+++ Available data +++

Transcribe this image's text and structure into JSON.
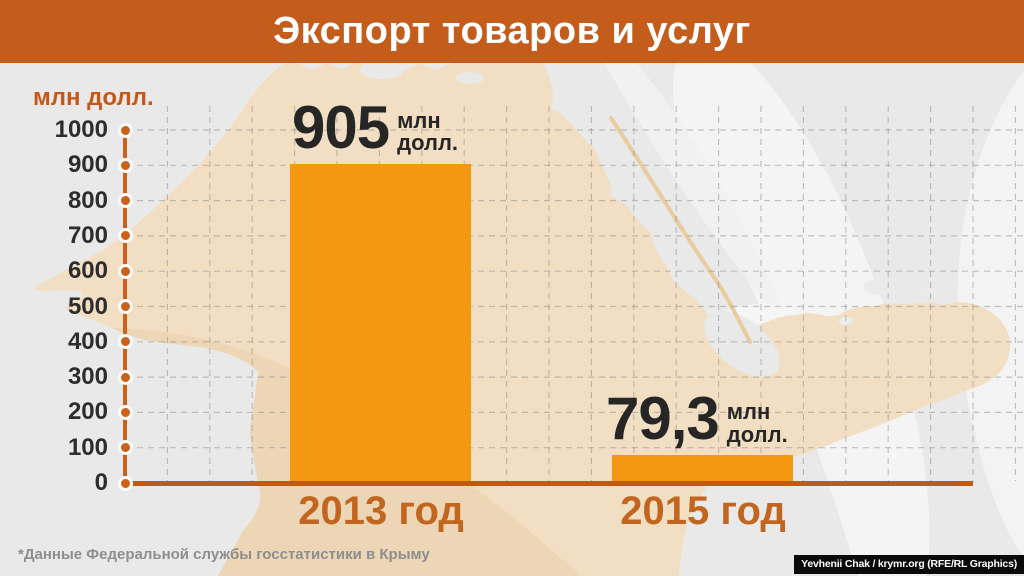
{
  "header": {
    "title": "Экспорт товаров и услуг"
  },
  "chart_data": {
    "type": "bar",
    "title": "Экспорт товаров и услуг",
    "ylabel": "млн долл.",
    "xlabel": "",
    "categories": [
      "2013 год",
      "2015 год"
    ],
    "values": [
      905,
      79.3
    ],
    "value_labels": [
      {
        "number": "905",
        "unit_line1": "млн",
        "unit_line2": "долл."
      },
      {
        "number": "79,3",
        "unit_line1": "млн",
        "unit_line2": "долл."
      }
    ],
    "ylim": [
      0,
      1000
    ],
    "ytick_step": 100,
    "grid": "dashed",
    "legend": "none"
  },
  "footnote": "*Данные Федеральной службы госстатистики в Крыму",
  "credit": "Yevhenii Chak / krymr.org (RFE/RL Graphics)",
  "colors": {
    "background": "#e9e9e9",
    "header": "#c45c1b",
    "bar": "#f49812",
    "axis": "#cc6118",
    "baseline": "#bf5a13",
    "tick": "#2d2d2d",
    "value": "#262626",
    "cat": "#c2661f",
    "axis_title": "#c4581b",
    "footnote": "#8e8e8e",
    "map": "#f2dfc3",
    "grid": "#8c8c8c"
  }
}
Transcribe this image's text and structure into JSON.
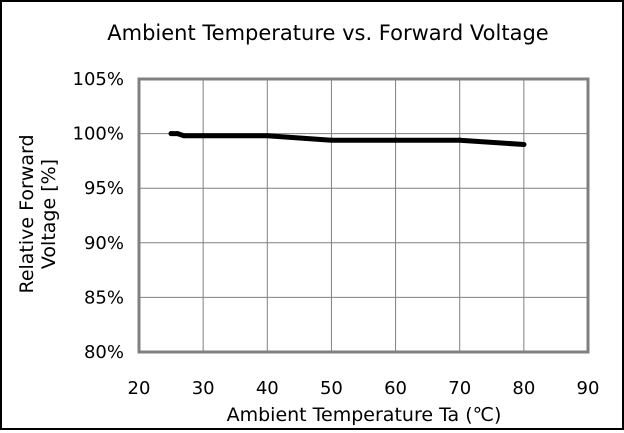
{
  "chart_data": {
    "type": "line",
    "title": "Ambient Temperature vs. Forward Voltage",
    "xlabel": "Ambient Temperature Ta (℃)",
    "ylabel_lines": [
      "Relative Forward",
      "Voltage [%]"
    ],
    "xlim": [
      20,
      90
    ],
    "ylim": [
      80,
      105
    ],
    "xticks": [
      "20",
      "30",
      "40",
      "50",
      "60",
      "70",
      "80",
      "90"
    ],
    "yticks": [
      "80%",
      "85%",
      "90%",
      "95%",
      "100%",
      "105%"
    ],
    "grid": true,
    "series": [
      {
        "color": "#000000",
        "x": [
          25,
          26,
          27,
          30,
          40,
          50,
          60,
          70,
          80
        ],
        "y": [
          100.0,
          100.0,
          99.8,
          99.8,
          99.8,
          99.4,
          99.4,
          99.4,
          99.0
        ]
      }
    ]
  }
}
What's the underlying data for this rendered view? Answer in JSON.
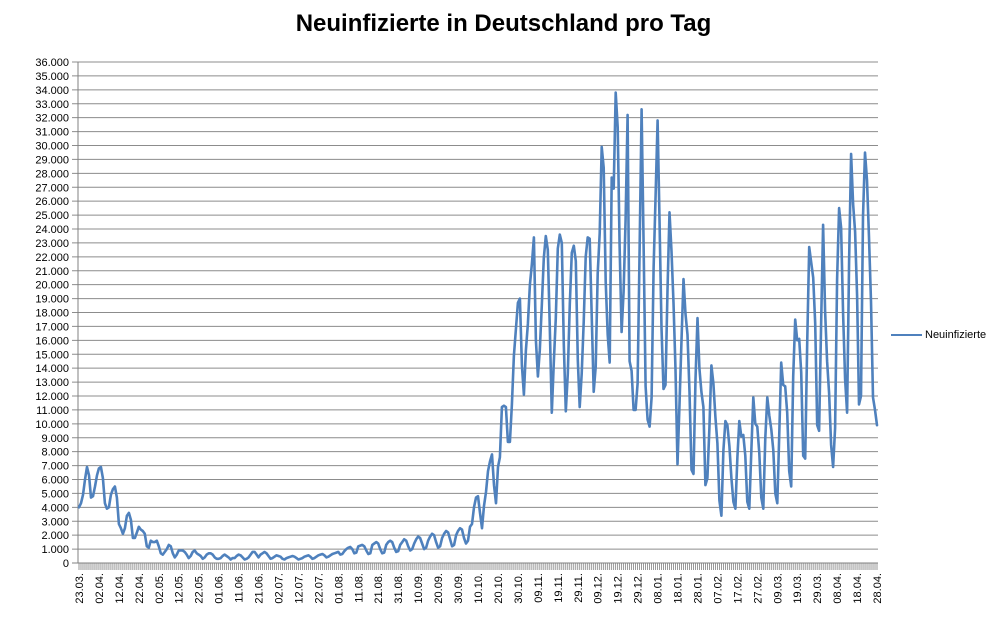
{
  "chart_data": {
    "type": "line",
    "title": "Neuinfizierte in Deutschland pro Tag",
    "legend_position": "right",
    "grid": true,
    "x_label_every": 10,
    "x_tick_labels": [
      "23.03.",
      "02.04.",
      "12.04.",
      "22.04.",
      "02.05.",
      "12.05.",
      "22.05.",
      "01.06.",
      "11.06.",
      "21.06.",
      "02.07.",
      "12.07.",
      "22.07.",
      "01.08.",
      "11.08.",
      "21.08.",
      "31.08.",
      "10.09.",
      "20.09.",
      "30.09.",
      "10.10.",
      "20.10.",
      "30.10.",
      "09.11.",
      "19.11.",
      "29.11.",
      "09.12.",
      "19.12.",
      "29.12.",
      "08.01.",
      "18.01.",
      "28.01.",
      "07.02.",
      "17.02.",
      "27.02.",
      "09.03.",
      "19.03.",
      "29.03.",
      "08.04.",
      "18.04.",
      "28.04."
    ],
    "y_axis": {
      "min": 0,
      "max": 36000,
      "step": 1000
    },
    "y_tick_labels": [
      "0",
      "1.000",
      "2.000",
      "3.000",
      "4.000",
      "5.000",
      "6.000",
      "7.000",
      "8.000",
      "9.000",
      "10.000",
      "11.000",
      "12.000",
      "13.000",
      "14.000",
      "15.000",
      "16.000",
      "17.000",
      "18.000",
      "19.000",
      "20.000",
      "21.000",
      "22.000",
      "23.000",
      "24.000",
      "25.000",
      "26.000",
      "27.000",
      "28.000",
      "29.000",
      "30.000",
      "31.000",
      "32.000",
      "33.000",
      "34.000",
      "35.000",
      "36.000"
    ],
    "colors": {
      "series": "#4F81BD",
      "gridline": "#8C8C8C",
      "axis": "#808080",
      "text": "#000000"
    },
    "series": [
      {
        "name": "Neuinfizierte",
        "color": "#4F81BD",
        "values": [
          4000,
          4300,
          4900,
          6000,
          6900,
          6300,
          4700,
          4800,
          5500,
          6300,
          6800,
          6900,
          6100,
          4300,
          3900,
          4000,
          4900,
          5300,
          5500,
          4700,
          2800,
          2500,
          2100,
          2500,
          3400,
          3600,
          3100,
          1800,
          1800,
          2200,
          2600,
          2400,
          2300,
          2100,
          1200,
          1100,
          1600,
          1500,
          1500,
          1600,
          1200,
          700,
          600,
          800,
          1000,
          1300,
          1200,
          700,
          400,
          600,
          900,
          900,
          900,
          800,
          600,
          350,
          500,
          800,
          900,
          700,
          600,
          500,
          300,
          400,
          600,
          700,
          700,
          600,
          400,
          300,
          300,
          350,
          500,
          600,
          500,
          400,
          250,
          350,
          350,
          500,
          600,
          550,
          400,
          250,
          300,
          400,
          600,
          800,
          800,
          600,
          400,
          600,
          700,
          800,
          700,
          500,
          300,
          350,
          450,
          550,
          500,
          450,
          300,
          250,
          350,
          400,
          450,
          500,
          450,
          350,
          250,
          300,
          350,
          450,
          500,
          550,
          450,
          300,
          350,
          450,
          550,
          600,
          650,
          550,
          400,
          450,
          550,
          650,
          700,
          750,
          800,
          600,
          650,
          850,
          1000,
          1100,
          1150,
          1000,
          700,
          750,
          1200,
          1250,
          1300,
          1200,
          900,
          650,
          700,
          1300,
          1400,
          1500,
          1400,
          1000,
          700,
          750,
          1300,
          1500,
          1600,
          1500,
          1100,
          800,
          850,
          1300,
          1500,
          1700,
          1600,
          1200,
          900,
          1000,
          1400,
          1700,
          1900,
          1800,
          1400,
          1000,
          1100,
          1600,
          1900,
          2100,
          2000,
          1500,
          1100,
          1200,
          1800,
          2100,
          2300,
          2200,
          1700,
          1200,
          1300,
          2000,
          2300,
          2500,
          2400,
          1800,
          1400,
          1600,
          2600,
          2800,
          4000,
          4700,
          4800,
          3600,
          2500,
          4100,
          5100,
          6600,
          7300,
          7800,
          5600,
          4300,
          6900,
          7600,
          11200,
          11300,
          11200,
          8700,
          8700,
          11400,
          14900,
          16800,
          18700,
          19000,
          14200,
          12100,
          15300,
          17200,
          20000,
          21500,
          23400,
          16000,
          13400,
          15300,
          18500,
          21900,
          23500,
          22500,
          16900,
          10800,
          14400,
          17600,
          22600,
          23600,
          23000,
          15700,
          10900,
          13600,
          18600,
          22300,
          22800,
          21700,
          14600,
          11200,
          13600,
          17300,
          22000,
          23400,
          23300,
          17800,
          12300,
          14100,
          20800,
          23700,
          29900,
          28400,
          20200,
          16400,
          14400,
          27700,
          26900,
          33800,
          31300,
          22800,
          16600,
          19500,
          24700,
          32200,
          14500,
          13800,
          11000,
          11000,
          12900,
          22500,
          32600,
          22900,
          12700,
          10300,
          9800,
          11900,
          21200,
          26400,
          31800,
          24700,
          16900,
          12500,
          12800,
          19600,
          25200,
          22400,
          18700,
          13900,
          7100,
          11400,
          16000,
          20400,
          17900,
          16400,
          12300,
          6700,
          6400,
          13200,
          17600,
          14000,
          12300,
          11200,
          5600,
          6100,
          9700,
          14200,
          12900,
          10500,
          8600,
          4500,
          3400,
          8100,
          10200,
          9900,
          8400,
          6100,
          4400,
          3900,
          7600,
          10200,
          9100,
          9200,
          7700,
          4400,
          3900,
          8000,
          11900,
          10000,
          9800,
          7900,
          4700,
          3900,
          9000,
          11900,
          10600,
          9600,
          8100,
          5000,
          4300,
          9100,
          14400,
          12800,
          12700,
          10800,
          6600,
          5500,
          13400,
          17500,
          16000,
          16100,
          13700,
          7700,
          7500,
          15800,
          22700,
          21600,
          20500,
          17200,
          9900,
          9500,
          17100,
          24300,
          18100,
          14500,
          12200,
          8500,
          6900,
          9700,
          20400,
          25500,
          24100,
          17900,
          13200,
          10800,
          21700,
          29400,
          25800,
          23800,
          19200,
          11400,
          12000,
          24900,
          29500,
          27500,
          23400,
          18800,
          11900,
          11000,
          9900
        ]
      }
    ]
  }
}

+++

_Your task_
Look for "Voltage" and pull out every line that has it.

_Reply to the exercise_
    "title": "Ambient Temperature vs. Forward Voltage",
      "Voltage [%]"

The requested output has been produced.